— START Document segment —

Monthly Archives: November 2013

Dr. Glover, Mr. Gambino: A Confessional Rapper’s Struggle with Racial Identity


I caught wind of Childish Gambino before ever hearing mention of this Donald McKinley Glover fellow.  Most people know Glover from his portrayal of Troy Barnes on NBC’s Community, or perhaps from his work as a stand-up comedian. Me?  I didn’t hear of him until he stepped into the rap scene.  I’m not a big fan of television shows, but when someone starts spitting similes over sped up Adele, they really know how to perk my ears.  As if Adele was chanting the perfect caveat in the second chorus of “Rolling in the Deep”: “You’re gonna wish you/never had met me…”  before this corny monster calling himself Childish Gambino jumps in to rap one verse before the song is nearly over.   Punch lines like “‘I’m saying that my life’s swell: cortisone,” matched with painfully honest bitterness: “Wow, girl, that’s what you really wanted, huh?/A Michael Cera knockoff, I guess I wasn’t white enough.”  

Yes, Childish Gambino, I kind of wish we had never met. But what initially felt corny and insincere has evolved into a compelling, complex character in hip-hop; Gambino has a lot to say about racial performance and black identity, even if we have to swim through corny punch lines to find said message.  Rapping seemed like a hobby for Glover at first.  But now, Glover has moved from actor-who-occasionally-raps to the next rapper-who-abandoned-acting, as if he needed anything else to draw comparisons to Drake.  He has taken a reduced role in Community, and is set to release his second studio album Because the Internet on December 10th

Donald Glover never really quit acting, though.  His alias, derived from a computer engine that generates Wu-Tang-esque titles from real names, was only the beginning of Glover’s rapping persona.  Childish Gambino is a corny, sensitive, aggressive misogynist, who makes you question when he’s being sincere, when he’s actually pissed off, when he’s pulling your leg, and if he really ever walks around the club surrounded by Asian models.  He’s mastered this jeckle and hyde see-saw character who often reflects on his own authenticity as a rapper, role model, and black man.

— END Document segment —
— START Items —

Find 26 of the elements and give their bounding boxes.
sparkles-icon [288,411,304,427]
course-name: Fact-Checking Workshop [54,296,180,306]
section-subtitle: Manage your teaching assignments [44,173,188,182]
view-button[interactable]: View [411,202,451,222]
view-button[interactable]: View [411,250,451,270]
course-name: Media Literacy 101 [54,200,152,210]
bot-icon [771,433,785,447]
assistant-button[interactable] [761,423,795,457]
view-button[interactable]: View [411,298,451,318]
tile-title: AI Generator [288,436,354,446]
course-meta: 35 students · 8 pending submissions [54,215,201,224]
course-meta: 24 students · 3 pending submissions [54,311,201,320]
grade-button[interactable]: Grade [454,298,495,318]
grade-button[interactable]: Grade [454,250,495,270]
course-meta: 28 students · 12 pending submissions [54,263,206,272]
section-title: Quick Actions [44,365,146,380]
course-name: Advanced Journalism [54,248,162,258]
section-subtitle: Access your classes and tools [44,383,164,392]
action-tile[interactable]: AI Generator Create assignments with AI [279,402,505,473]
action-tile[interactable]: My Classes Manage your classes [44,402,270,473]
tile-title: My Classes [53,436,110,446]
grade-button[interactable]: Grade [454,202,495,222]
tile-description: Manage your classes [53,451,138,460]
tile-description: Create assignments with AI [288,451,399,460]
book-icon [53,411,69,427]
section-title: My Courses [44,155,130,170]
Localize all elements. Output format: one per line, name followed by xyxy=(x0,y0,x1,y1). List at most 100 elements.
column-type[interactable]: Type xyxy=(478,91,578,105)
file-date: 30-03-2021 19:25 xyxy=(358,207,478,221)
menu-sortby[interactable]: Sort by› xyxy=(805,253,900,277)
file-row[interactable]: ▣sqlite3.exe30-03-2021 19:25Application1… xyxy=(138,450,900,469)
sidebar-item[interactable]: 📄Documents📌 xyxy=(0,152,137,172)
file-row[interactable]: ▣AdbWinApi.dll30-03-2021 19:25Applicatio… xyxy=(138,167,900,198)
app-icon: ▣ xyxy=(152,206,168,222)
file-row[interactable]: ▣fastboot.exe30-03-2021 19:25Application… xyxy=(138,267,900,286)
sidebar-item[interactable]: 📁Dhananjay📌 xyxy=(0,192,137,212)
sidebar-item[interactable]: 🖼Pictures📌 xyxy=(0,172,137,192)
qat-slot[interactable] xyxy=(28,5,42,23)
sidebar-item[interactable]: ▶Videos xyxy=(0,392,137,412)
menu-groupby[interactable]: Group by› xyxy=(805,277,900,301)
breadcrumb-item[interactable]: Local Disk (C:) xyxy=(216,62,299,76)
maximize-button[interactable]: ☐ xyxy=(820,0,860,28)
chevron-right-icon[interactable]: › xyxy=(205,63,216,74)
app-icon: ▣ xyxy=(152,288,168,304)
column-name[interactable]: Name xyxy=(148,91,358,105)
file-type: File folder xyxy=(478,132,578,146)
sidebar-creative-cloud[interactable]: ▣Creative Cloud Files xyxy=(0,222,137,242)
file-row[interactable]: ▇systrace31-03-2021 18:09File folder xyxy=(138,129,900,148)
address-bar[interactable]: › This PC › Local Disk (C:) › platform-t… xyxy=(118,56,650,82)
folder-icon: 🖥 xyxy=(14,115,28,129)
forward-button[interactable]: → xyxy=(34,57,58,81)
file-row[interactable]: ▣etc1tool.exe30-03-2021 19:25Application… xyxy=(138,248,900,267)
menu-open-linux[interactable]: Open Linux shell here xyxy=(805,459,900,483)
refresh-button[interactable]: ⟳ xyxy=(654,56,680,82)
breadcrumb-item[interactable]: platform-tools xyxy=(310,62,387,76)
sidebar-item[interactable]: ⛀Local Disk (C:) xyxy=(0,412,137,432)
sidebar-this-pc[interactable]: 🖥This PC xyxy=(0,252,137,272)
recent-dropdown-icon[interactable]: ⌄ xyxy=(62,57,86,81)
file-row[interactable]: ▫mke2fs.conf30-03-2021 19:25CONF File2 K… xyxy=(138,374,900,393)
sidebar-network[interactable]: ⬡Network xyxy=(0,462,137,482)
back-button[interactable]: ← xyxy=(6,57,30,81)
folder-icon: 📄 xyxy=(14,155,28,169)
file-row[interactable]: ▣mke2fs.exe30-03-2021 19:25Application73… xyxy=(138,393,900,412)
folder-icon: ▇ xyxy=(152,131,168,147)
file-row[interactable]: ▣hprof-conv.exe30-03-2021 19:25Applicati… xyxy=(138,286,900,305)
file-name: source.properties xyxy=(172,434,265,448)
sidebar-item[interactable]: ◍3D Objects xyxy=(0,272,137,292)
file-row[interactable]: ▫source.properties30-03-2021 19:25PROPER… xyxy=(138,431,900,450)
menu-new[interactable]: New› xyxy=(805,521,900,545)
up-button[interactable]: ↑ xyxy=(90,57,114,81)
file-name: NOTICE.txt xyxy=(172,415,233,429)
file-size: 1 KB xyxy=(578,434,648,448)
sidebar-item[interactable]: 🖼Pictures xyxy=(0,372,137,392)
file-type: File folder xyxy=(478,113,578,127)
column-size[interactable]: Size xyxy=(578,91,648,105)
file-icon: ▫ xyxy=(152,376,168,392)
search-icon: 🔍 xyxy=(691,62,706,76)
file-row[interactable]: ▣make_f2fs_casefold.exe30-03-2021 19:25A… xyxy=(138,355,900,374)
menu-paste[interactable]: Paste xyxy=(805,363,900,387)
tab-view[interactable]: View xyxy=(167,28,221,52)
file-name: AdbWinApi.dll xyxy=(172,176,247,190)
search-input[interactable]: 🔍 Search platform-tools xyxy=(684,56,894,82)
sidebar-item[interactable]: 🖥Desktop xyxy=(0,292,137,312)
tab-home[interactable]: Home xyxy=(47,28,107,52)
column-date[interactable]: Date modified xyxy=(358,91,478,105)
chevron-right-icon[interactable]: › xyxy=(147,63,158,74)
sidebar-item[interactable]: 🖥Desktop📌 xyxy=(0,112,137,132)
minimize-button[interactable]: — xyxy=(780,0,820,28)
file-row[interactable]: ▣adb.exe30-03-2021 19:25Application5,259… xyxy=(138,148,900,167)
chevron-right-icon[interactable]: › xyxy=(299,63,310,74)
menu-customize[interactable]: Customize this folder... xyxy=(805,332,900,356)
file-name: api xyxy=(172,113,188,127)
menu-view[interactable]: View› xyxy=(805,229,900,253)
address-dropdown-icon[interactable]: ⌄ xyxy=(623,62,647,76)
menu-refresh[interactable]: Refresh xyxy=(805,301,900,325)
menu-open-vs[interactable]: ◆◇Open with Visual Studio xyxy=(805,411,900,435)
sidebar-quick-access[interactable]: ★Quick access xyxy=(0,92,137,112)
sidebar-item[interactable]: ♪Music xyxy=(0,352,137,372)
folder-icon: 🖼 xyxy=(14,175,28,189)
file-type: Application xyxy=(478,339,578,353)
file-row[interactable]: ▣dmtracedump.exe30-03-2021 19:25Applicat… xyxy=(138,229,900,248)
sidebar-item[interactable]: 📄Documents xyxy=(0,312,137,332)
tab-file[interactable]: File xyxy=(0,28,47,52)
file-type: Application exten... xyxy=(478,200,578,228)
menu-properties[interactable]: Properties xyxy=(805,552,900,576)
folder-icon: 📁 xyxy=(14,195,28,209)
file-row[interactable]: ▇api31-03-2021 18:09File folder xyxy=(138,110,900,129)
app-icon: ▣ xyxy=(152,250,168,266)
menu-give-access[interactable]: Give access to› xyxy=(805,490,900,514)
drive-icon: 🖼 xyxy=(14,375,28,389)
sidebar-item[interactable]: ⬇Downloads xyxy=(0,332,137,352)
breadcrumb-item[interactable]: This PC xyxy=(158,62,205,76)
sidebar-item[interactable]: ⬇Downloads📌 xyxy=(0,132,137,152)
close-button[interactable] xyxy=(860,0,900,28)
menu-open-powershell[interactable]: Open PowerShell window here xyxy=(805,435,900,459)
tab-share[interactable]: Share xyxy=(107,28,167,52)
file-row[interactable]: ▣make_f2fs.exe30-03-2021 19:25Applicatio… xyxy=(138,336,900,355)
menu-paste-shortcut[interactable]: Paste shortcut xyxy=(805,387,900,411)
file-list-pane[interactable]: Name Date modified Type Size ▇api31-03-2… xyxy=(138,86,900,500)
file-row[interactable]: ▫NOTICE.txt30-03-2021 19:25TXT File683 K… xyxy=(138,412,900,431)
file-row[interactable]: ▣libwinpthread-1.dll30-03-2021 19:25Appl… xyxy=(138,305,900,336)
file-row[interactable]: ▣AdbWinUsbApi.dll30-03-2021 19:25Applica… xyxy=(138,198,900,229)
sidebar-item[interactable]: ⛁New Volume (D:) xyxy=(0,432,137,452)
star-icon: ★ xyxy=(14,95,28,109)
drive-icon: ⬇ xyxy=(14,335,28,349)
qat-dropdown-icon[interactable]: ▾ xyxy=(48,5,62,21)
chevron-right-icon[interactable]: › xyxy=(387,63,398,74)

— END Items —

• [Work to complete]:
From the text on Childish Gambino, echo the stretch from "Donald Glover never" through "and black man." word for word.

• [Exercise response]:
Donald Glover never really quit acting, though.  His alias, derived from a computer engine that generates Wu-Tang-esque titles from real names, was only the beginning of Glover’s rapping persona.  Childish Gambino is a corny, sensitive, aggressive misogynist, who makes you question when he’s being sincere, when he’s actually pissed off, when he’s pulling your leg, and if he really ever walks around the club surrounded by Asian models.  He’s mastered this jeckle and hyde see-saw character who often reflects on his own authenticity as a rapper, role model, and black man.